#### EXERCISE INSTRUCTIONS:
Your answer should be one number: how many lines of the records hold the string "الميكروويف".

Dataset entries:
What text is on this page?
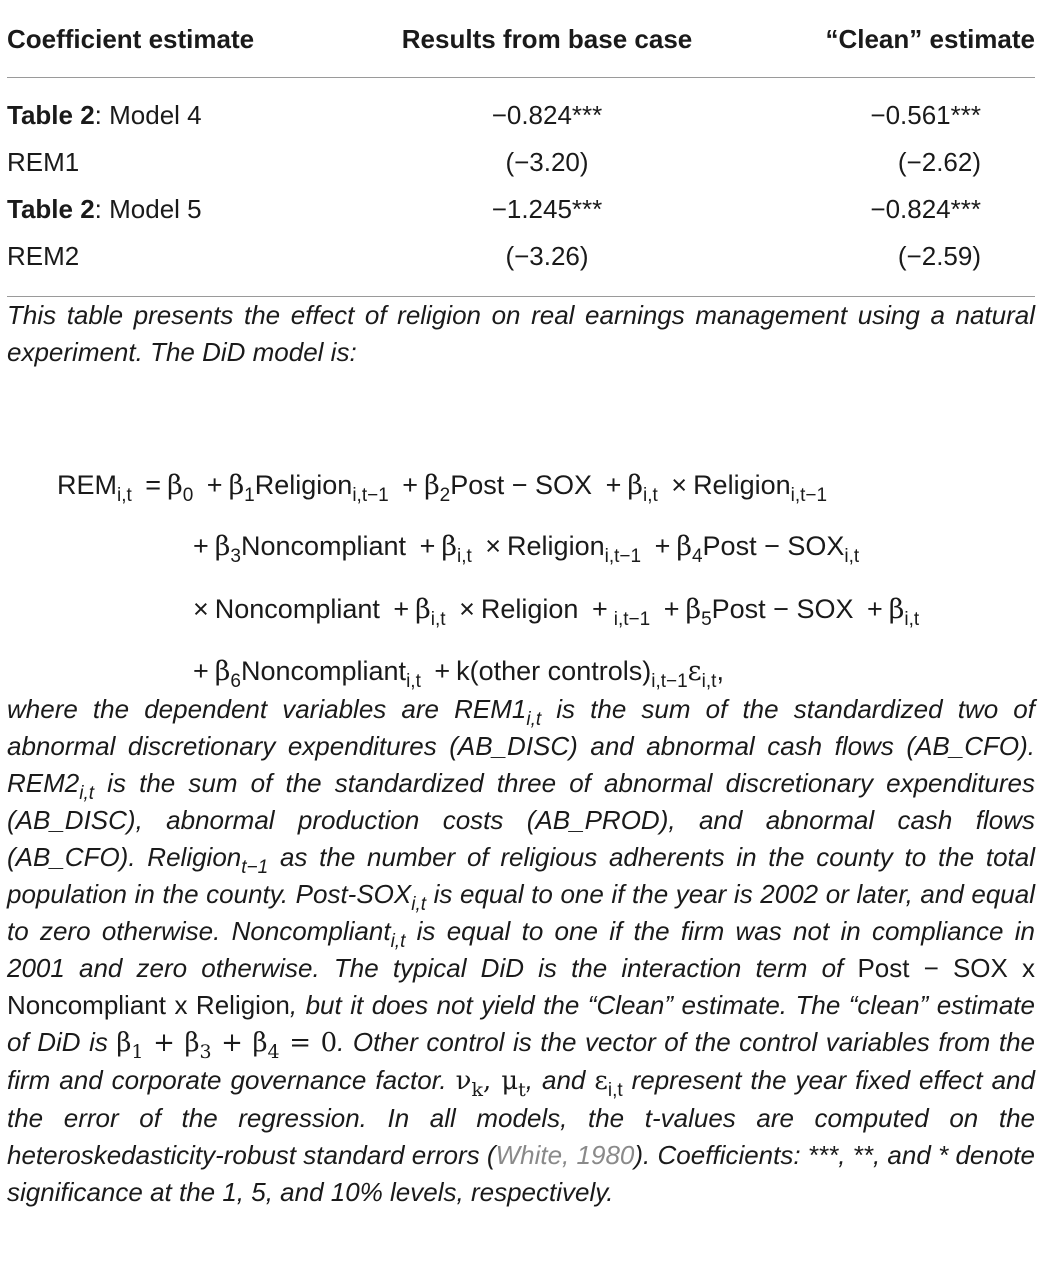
Coefficient estimate	Results from base case	“Clean” estimate
Table 2: Model 4	−0.824***	−0.561***
REM1	(−3.20)	(−2.62)
Table 2: Model 5	−1.245***	−0.824***
REM2	(−3.26)	(−2.59)

This table presents the effect of religion on real earnings management using a natural experiment. The DiD model is:

$REM_{i,t} = \beta_0$ + $\beta_1Religion_{i,t-1}$ + $\beta_2Post$ − SOX + $\beta_{i,t}$ × Religion$_{i,t-1}$
+ $\beta_3Noncompliant + \beta_{i,t}$ × Religion$_{i,t-1}$ + $\beta_4Post - SOX_{i,t}$
× Noncompliant + $\beta_{i,t}$ × Religion + $_{i,t-1} + \beta_5Post$ − SOX + $\beta_{i,t}$
+ $\beta_6Noncompliant_{i,t}$ + k(other $controls)_{i,t-1}\varepsilon_{i,t}$,

where the dependent variables are $REM1_{i,t}$ is the sum of the standardized two of abnormal discretionary expenditures (AB_DISC) and abnormal cash flows (AB_CFO). $REM2_{i,t}$ is the sum of the standardized three of abnormal discretionary expenditures (AB_DISC), abnormal production costs (AB_PROD), and abnormal cash flows (AB_CFO). Religion$_{t-1}$ as the number of religious adherents in the county to the total population in the county. Post-$SOX_{i,t}$ is equal to one if the year is 2002 or later, and equal to zero otherwise. Noncompliant$_{i,t}$ is equal to one if the firm was not in compliance in 2001 and zero otherwise. The typical DiD is the interaction term of Post − SOX x Noncompliant x Religion, but it does not yield the “Clean” estimate. The “clean” estimate of DiD is $\beta_1 + \beta_3 + \beta_4 = 0$. Other control is the vector of the control variables from the firm and corporate governance factor. $\nu_k$, $\mu_t$, and $\varepsilon_{i,t}$ represent the year fixed effect and the error of the regression. In all models, the t-values are computed on the heteroskedasticity-robust standard errors (White, 1980). Coefficients: ***, **, and * denote significance at the 1, 5, and 10% levels, respectively.
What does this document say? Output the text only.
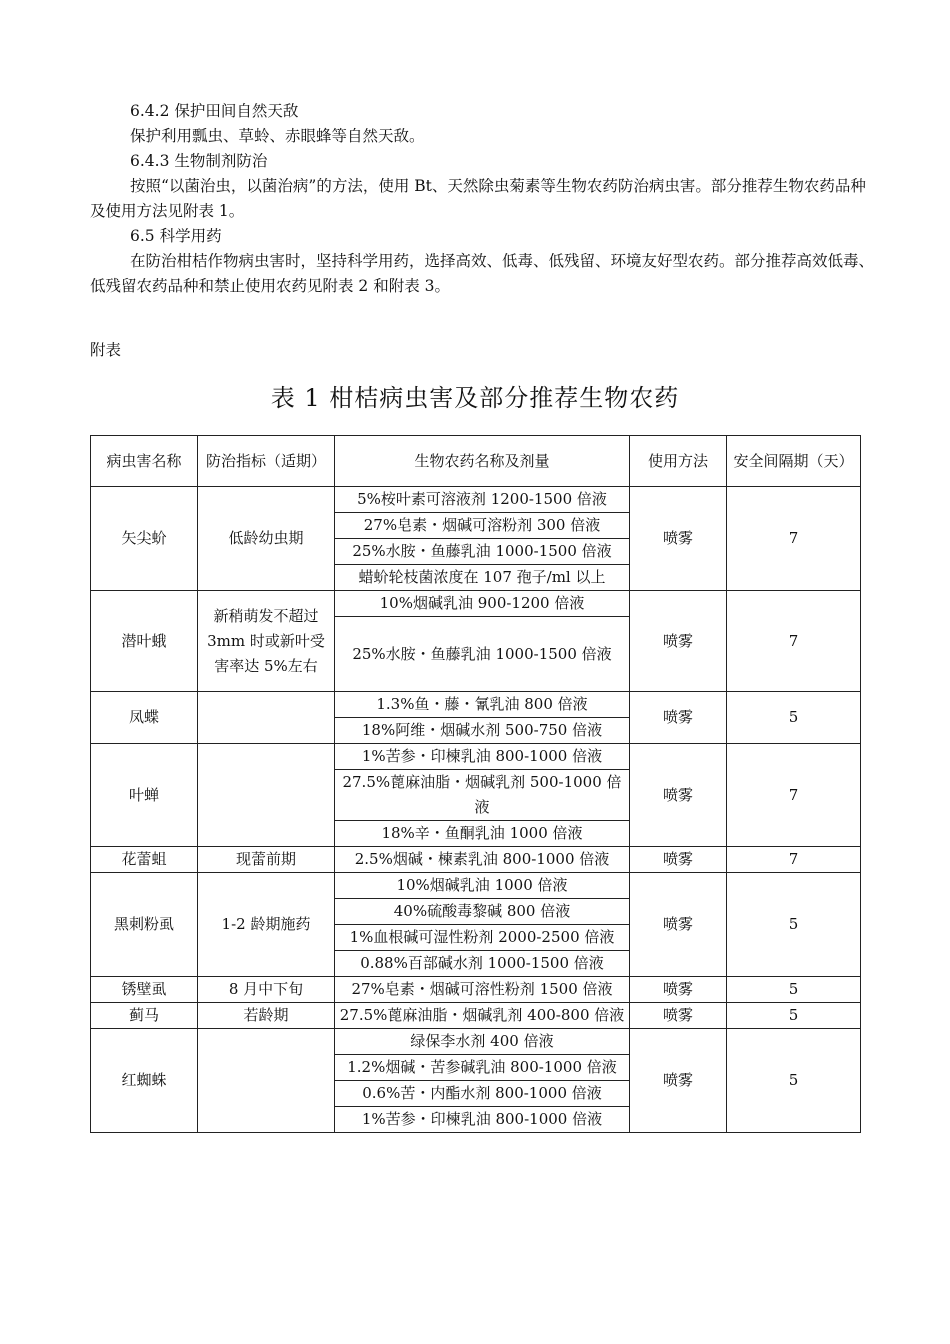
6.4.2 保护田间自然天敌
保护利用瓢虫、草蛉、赤眼蜂等自然天敌。
6.4.3 生物制剂防治
按照“以菌治虫，以菌治病”的方法，使用 Bt、天然除虫菊素等生物农药防治病虫害。部分推荐生物农药品种及使用方法见附表 1。
6.5 科学用药
在防治柑桔作物病虫害时，坚持科学用药，选择高效、低毒、低残留、环境友好型农药。部分推荐高效低毒、低残留农药品种和禁止使用农药见附表 2 和附表 3。
附表
表 1 柑桔病虫害及部分推荐生物农药
病虫害名称	防治指标（适期）	生物农药名称及剂量	使用方法	安全间隔期（天）
矢尖蚧	低龄幼虫期	5%桉叶素可溶液剂 1200-1500 倍液	喷雾	7
		27%皂素・烟碱可溶粉剂 300 倍液		
		25%水胺・鱼藤乳油 1000-1500 倍液		
		蜡蚧轮枝菌浓度在 107 孢子/ml 以上		
潜叶蛾	新稍萌发不超过 3mm 时或新叶受害率达 5%左右	10%烟碱乳油 900-1200 倍液	喷雾	7
		25%水胺・鱼藤乳油 1000-1500 倍液		
凤蝶		1.3%鱼・藤・氰乳油 800 倍液	喷雾	5
		18%阿维・烟碱水剂 500-750 倍液		
叶蝉		1%苦参・印楝乳油 800-1000 倍液	喷雾	7
		27.5%蓖麻油脂・烟碱乳剂 500-1000 倍液		
		18%辛・鱼酮乳油 1000 倍液		
花蕾蛆	现蕾前期	2.5%烟碱・楝素乳油 800-1000 倍液	喷雾	7
黑刺粉虱	1-2 龄期施药	10%烟碱乳油 1000 倍液	喷雾	5
		40%硫酸毒黎碱 800 倍液		
		1%血根碱可湿性粉剂 2000-2500 倍液		
		0.88%百部碱水剂 1000-1500 倍液		
锈壁虱	8 月中下旬	27%皂素・烟碱可溶性粉剂 1500 倍液	喷雾	5
蓟马	若龄期	27.5%蓖麻油脂・烟碱乳剂 400-800 倍液	喷雾	5
红蜘蛛		绿保李水剂 400 倍液	喷雾	5
		1.2%烟碱・苦参碱乳油 800-1000 倍液		
		0.6%苦・内酯水剂 800-1000 倍液		
		1%苦参・印楝乳油 800-1000 倍液		
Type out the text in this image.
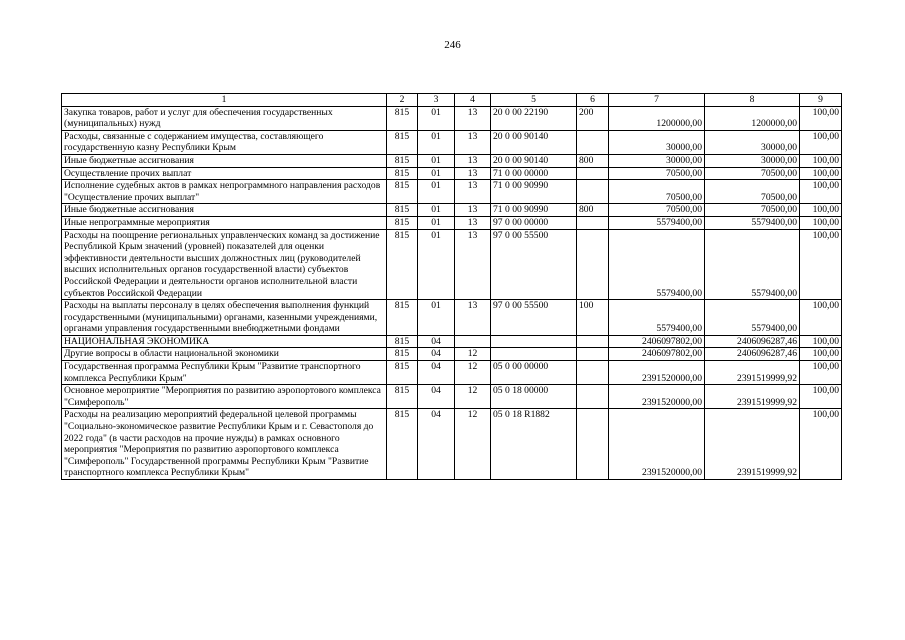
246
1	2	3	4	5	6	7	8	9
Закупка товаров, работ и услуг для обеспечения государственных (муниципальных) нужд	815	01	13	20 0 00 22190	200	1200000,00	1200000,00	100,00
Расходы, связанные с содержанием имущества, составляющего государственную казну Республики Крым	815	01	13	20 0 00 90140		30000,00	30000,00	100,00
Иные бюджетные ассигнования	815	01	13	20 0 00 90140	800	30000,00	30000,00	100,00
Осуществление прочих выплат	815	01	13	71 0 00 00000		70500,00	70500,00	100,00
Исполнение судебных актов в рамках непрограммного направления расходов "Осуществление прочих выплат"	815	01	13	71 0 00 90990		70500,00	70500,00	100,00
Иные бюджетные ассигнования	815	01	13	71 0 00 90990	800	70500,00	70500,00	100,00
Иные непрограммные мероприятия	815	01	13	97 0 00 00000		5579400,00	5579400,00	100,00
Расходы на поощрение региональных управленческих команд за достижение Республикой Крым значений (уровней) показателей для оценки эффективности деятельности высших должностных лиц (руководителей высших исполнительных органов государственной власти) субъектов Российской Федерации и деятельности органов исполнительной власти субъектов Российской Федерации	815	01	13	97 0 00 55500		5579400,00	5579400,00	100,00
Расходы на выплаты персоналу в целях обеспечения выполнения функций государственными (муниципальными) органами, казенными учреждениями, органами управления государственными внебюджетными фондами	815	01	13	97 0 00 55500	100	5579400,00	5579400,00	100,00
НАЦИОНАЛЬНАЯ ЭКОНОМИКА	815	04				2406097802,00	2406096287,46	100,00
Другие вопросы в области национальной экономики	815	04	12			2406097802,00	2406096287,46	100,00
Государственная программа Республики Крым "Развитие транспортного комплекса Республики Крым"	815	04	12	05 0 00 00000		2391520000,00	2391519999,92	100,00
Основное мероприятие "Мероприятия по развитию аэропортового комплекса "Симферополь"	815	04	12	05 0 18 00000		2391520000,00	2391519999,92	100,00
Расходы на реализацию мероприятий федеральной целевой программы "Социально-экономическое развитие Республики Крым и г. Севастополя до 2022 года" (в части расходов на прочие нужды) в рамках основного мероприятия "Мероприятия по развитию аэропортового комплекса "Симферополь" Государственной программы Республики Крым "Развитие транспортного комплекса Республики Крым"	815	04	12	05 0 18 R1882		2391520000,00	2391519999,92	100,00
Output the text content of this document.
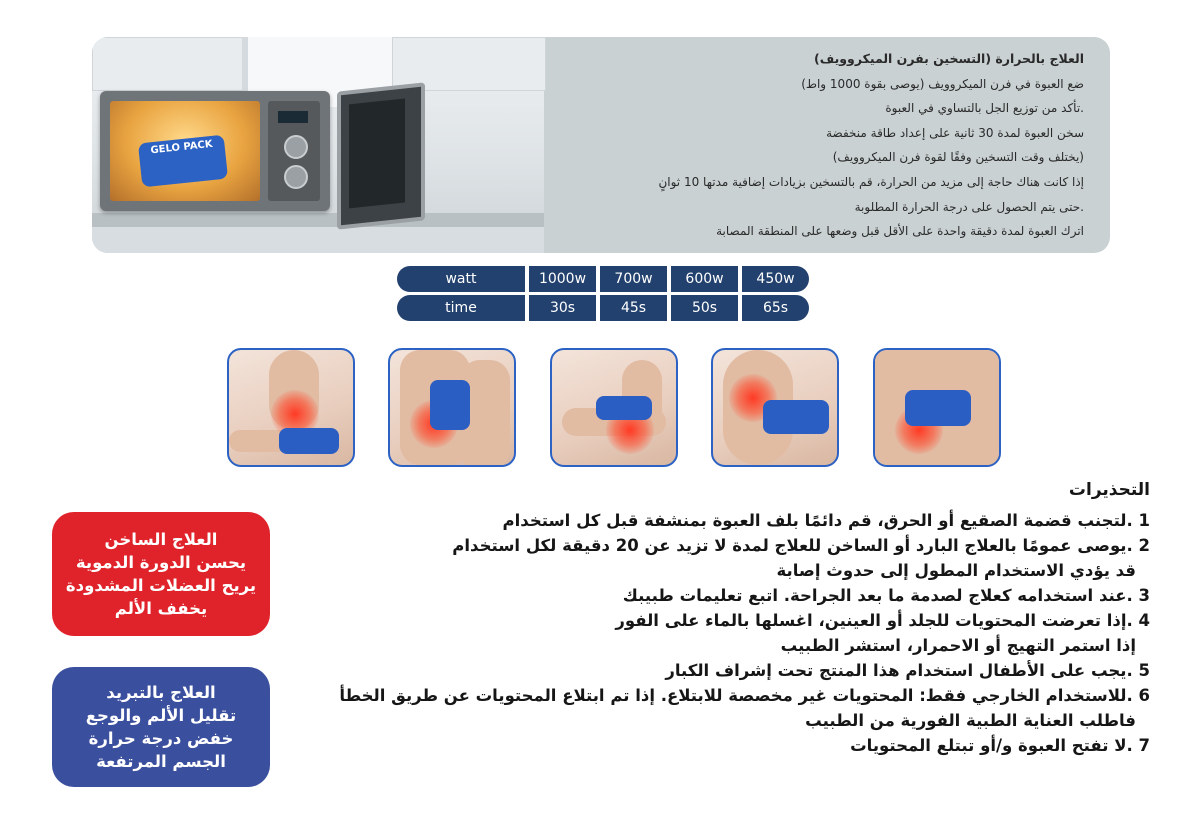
GELO PACK

العلاج بالحرارة (التسخين بفرن الميكروويف)

ضع العبوة في فرن الميكروويف (يوصى بقوة 1000 واط)

.تأكد من توزيع الجل بالتساوي في العبوة

سخن العبوة لمدة 30 ثانية على إعداد طاقة منخفضة

(يختلف وقت التسخين وفقًا لقوة فرن الميكروويف)

إذا كانت هناك حاجة إلى مزيد من الحرارة، قم بالتسخين بزيادات إضافية مدتها 10 ثوانٍ

.حتى يتم الحصول على درجة الحرارة المطلوبة

اترك العبوة لمدة دقيقة واحدة على الأقل قبل وضعها على المنطقة المصابة

watt	1000w	700w	600w	450w
time	30s	45s	50s	65s
العلاج الساخن
يحسن الدورة الدموية
يريح العضلات المشدودة
يخفف الألم
العلاج بالتبريد
تقليل الألم والوجع
خفض درجة حرارة
الجسم المرتفعة
التحذيرات
1 .لتجنب قضمة الصقيع أو الحرق، قم دائمًا بلف العبوة بمنشفة قبل كل استخدام
2 .يوصى عمومًا بالعلاج البارد أو الساخن للعلاج لمدة لا تزيد عن 20 دقيقة لكل استخدام
قد يؤدي الاستخدام المطول إلى حدوث إصابة
3 .عند استخدامه كعلاج لصدمة ما بعد الجراحة. اتبع تعليمات طبيبك
4 .إذا تعرضت المحتويات للجلد أو العينين، اغسلها بالماء على الفور
إذا استمر التهيج أو الاحمرار، استشر الطبيب
5 .يجب على الأطفال استخدام هذا المنتج تحت إشراف الكبار
6 .للاستخدام الخارجي فقط: المحتويات غير مخصصة للابتلاع. إذا تم ابتلاع المحتويات عن طريق الخطأ
فاطلب العناية الطبية الفورية من الطبيب
7 .لا تفتح العبوة و/أو تبتلع المحتويات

#### TASK OUTPUT:
3